**WHAT NEEDS TO BE DONE:**
List all lines of the data containing the word "Tanlay".

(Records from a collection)

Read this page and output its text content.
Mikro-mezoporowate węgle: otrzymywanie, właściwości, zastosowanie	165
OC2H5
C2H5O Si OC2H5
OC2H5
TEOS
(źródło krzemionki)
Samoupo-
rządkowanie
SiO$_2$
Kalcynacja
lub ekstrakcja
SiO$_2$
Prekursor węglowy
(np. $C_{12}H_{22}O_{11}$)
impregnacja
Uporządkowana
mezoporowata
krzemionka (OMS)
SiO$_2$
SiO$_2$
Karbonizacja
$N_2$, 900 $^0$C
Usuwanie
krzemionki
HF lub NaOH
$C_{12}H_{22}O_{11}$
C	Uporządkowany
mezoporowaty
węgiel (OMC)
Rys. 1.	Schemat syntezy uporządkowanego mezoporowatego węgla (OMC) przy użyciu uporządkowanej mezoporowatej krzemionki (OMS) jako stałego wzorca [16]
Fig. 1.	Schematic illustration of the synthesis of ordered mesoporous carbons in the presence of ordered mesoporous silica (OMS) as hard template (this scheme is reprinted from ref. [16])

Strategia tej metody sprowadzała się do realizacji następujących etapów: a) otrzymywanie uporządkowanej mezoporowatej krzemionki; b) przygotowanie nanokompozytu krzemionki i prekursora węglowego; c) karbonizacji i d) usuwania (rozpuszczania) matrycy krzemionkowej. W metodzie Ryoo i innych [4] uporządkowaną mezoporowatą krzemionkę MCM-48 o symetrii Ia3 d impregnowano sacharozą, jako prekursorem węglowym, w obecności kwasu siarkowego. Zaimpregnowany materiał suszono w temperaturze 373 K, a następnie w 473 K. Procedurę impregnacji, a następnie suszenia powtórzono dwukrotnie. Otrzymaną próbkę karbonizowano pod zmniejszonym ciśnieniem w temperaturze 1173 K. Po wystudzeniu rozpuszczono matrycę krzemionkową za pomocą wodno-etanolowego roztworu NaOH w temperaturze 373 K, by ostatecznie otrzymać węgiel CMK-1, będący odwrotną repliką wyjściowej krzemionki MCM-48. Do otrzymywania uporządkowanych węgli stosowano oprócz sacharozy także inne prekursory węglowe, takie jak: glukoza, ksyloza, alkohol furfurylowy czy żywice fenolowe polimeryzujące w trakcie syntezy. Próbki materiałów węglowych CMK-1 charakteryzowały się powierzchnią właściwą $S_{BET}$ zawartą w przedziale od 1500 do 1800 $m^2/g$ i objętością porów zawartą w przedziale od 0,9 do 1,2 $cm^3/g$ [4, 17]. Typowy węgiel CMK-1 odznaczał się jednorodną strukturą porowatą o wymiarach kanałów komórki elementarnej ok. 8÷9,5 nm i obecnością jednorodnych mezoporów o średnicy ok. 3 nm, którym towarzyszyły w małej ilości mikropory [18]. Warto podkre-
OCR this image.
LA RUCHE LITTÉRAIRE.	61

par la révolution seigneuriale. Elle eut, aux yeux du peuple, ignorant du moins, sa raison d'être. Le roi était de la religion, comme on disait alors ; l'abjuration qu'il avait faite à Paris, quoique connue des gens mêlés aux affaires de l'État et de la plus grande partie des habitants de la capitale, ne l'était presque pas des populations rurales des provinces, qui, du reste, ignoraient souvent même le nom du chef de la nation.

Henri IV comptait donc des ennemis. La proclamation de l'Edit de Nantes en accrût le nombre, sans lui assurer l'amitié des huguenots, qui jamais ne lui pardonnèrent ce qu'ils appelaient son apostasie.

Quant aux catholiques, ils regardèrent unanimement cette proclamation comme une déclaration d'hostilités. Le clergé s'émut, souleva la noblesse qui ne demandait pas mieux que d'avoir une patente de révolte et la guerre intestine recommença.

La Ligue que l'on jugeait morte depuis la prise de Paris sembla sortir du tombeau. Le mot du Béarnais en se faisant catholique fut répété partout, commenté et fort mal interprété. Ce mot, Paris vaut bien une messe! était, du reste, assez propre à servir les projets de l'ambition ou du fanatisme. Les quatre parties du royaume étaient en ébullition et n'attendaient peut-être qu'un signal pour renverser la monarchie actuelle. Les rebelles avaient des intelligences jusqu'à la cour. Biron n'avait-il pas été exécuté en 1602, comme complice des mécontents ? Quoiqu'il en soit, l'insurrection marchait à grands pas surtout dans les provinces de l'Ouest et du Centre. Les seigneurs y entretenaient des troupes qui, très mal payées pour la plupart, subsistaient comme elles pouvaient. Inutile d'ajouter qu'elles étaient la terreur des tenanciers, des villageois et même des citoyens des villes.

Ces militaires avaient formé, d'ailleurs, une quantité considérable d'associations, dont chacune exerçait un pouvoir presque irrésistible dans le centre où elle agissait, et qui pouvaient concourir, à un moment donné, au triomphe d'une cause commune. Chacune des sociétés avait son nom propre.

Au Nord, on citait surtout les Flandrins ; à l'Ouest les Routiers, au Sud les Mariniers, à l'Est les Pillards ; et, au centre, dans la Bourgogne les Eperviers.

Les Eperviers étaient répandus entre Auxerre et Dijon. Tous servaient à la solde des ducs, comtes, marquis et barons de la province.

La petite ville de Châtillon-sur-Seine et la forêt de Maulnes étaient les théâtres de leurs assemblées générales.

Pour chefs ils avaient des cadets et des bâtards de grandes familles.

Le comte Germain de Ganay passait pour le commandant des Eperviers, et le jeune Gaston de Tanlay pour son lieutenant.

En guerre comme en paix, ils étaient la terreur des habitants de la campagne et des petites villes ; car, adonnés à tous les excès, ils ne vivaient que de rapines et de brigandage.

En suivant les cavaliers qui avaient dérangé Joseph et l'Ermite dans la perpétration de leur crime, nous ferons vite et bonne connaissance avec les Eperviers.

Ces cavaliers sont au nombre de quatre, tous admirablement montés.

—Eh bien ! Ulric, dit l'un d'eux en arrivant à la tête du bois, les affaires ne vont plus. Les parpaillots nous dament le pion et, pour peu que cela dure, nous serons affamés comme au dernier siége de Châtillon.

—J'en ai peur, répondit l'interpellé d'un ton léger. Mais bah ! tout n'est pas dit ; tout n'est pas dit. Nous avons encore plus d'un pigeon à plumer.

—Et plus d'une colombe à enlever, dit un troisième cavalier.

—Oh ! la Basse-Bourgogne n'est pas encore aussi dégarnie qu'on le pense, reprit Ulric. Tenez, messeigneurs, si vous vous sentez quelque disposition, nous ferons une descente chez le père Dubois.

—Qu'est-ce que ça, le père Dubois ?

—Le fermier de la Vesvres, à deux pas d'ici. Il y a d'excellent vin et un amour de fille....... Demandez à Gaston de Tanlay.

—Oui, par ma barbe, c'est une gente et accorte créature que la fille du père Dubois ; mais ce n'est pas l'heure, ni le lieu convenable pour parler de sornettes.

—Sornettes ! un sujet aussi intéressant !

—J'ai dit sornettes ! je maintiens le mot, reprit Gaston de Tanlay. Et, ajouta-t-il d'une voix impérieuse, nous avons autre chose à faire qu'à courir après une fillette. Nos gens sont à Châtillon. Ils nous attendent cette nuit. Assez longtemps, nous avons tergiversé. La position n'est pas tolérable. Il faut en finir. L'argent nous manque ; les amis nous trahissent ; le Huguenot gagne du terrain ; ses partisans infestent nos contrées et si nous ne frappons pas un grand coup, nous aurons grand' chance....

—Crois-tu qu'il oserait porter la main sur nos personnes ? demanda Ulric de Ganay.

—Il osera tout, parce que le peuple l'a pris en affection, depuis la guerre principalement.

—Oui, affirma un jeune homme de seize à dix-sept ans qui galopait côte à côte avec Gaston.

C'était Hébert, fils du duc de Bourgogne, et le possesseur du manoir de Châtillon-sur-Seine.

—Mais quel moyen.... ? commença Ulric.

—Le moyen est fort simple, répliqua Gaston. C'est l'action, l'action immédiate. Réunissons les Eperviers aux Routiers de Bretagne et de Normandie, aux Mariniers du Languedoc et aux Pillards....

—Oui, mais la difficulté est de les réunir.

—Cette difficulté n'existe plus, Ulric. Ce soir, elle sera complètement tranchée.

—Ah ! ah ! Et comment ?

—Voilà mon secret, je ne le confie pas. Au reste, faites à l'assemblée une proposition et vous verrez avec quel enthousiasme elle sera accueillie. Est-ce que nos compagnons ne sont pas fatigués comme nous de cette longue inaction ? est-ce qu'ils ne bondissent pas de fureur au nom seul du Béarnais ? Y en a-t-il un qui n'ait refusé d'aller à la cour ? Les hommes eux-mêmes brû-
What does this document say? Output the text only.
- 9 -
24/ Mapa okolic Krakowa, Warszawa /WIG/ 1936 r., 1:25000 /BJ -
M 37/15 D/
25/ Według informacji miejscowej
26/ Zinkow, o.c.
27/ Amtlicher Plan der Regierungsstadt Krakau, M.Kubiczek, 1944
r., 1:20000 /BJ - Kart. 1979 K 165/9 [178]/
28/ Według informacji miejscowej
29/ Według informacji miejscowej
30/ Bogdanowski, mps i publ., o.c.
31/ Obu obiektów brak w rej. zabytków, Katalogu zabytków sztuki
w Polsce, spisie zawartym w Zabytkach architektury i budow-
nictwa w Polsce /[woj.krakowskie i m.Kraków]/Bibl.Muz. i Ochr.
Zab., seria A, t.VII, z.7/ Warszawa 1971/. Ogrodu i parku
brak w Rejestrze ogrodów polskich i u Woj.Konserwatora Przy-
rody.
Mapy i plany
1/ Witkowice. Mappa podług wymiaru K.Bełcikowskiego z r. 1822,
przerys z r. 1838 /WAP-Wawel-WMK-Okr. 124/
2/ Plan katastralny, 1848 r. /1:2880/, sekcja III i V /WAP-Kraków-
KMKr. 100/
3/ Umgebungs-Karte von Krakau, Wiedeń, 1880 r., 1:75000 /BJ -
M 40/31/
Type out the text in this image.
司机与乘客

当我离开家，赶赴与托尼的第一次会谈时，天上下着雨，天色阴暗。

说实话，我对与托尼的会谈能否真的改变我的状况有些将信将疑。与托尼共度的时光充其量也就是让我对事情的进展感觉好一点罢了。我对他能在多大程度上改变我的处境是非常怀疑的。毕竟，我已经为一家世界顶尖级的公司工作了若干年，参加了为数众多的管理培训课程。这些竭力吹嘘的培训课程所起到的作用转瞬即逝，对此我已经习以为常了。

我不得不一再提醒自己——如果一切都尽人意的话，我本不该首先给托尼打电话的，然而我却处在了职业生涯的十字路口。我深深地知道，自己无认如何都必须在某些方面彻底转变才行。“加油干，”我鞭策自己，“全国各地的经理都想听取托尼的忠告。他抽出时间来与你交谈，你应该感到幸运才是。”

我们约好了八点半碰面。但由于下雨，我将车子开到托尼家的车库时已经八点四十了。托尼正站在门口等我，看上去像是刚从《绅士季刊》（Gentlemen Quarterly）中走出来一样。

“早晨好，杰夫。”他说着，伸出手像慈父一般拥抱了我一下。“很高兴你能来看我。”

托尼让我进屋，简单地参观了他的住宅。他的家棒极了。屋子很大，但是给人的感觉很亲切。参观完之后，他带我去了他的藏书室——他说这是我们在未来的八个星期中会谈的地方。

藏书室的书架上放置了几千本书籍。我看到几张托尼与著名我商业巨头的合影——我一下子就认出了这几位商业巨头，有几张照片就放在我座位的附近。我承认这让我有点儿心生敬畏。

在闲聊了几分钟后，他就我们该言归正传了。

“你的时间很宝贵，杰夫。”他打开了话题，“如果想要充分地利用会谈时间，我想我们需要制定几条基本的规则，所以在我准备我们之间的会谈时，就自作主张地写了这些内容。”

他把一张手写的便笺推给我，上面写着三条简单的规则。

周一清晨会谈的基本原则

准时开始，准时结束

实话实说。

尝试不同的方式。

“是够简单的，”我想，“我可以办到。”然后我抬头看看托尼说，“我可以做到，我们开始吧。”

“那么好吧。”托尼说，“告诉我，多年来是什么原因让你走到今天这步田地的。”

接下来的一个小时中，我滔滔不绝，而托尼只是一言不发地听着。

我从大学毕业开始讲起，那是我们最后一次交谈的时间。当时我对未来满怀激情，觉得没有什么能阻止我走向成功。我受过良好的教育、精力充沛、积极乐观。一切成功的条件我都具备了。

**FINAL RESULT:**
Le comte Germain de Ganay passait pour le commandant des Eperviers, et le jeune Gaston de Tanlay pour son lieutenant.
—Le fermier de la Vesvres, à deux pas d'ici. Il y a d'excellent vin et un amour de fille....... Demandez à Gaston de Tanlay.
—J'ai dit sornettes ! je maintiens le mot, reprit Gaston de Tanlay. Et, ajouta-t-il d'une voix impérieuse, nous avons autre chose à faire qu'à courir après une fillette. Nos gens sont à Châtillon. Ils nous attendent cette nuit. Assez longtemps, nous avons tergiversé. La position n'est pas tolérable. Il faut en finir. L'argent nous manque ; les amis nous trahissent ; le Huguenot gagne du terrain ; ses partisans infestent nos contrées et si nous ne frappons pas un grand coup, nous aurons grand' chance....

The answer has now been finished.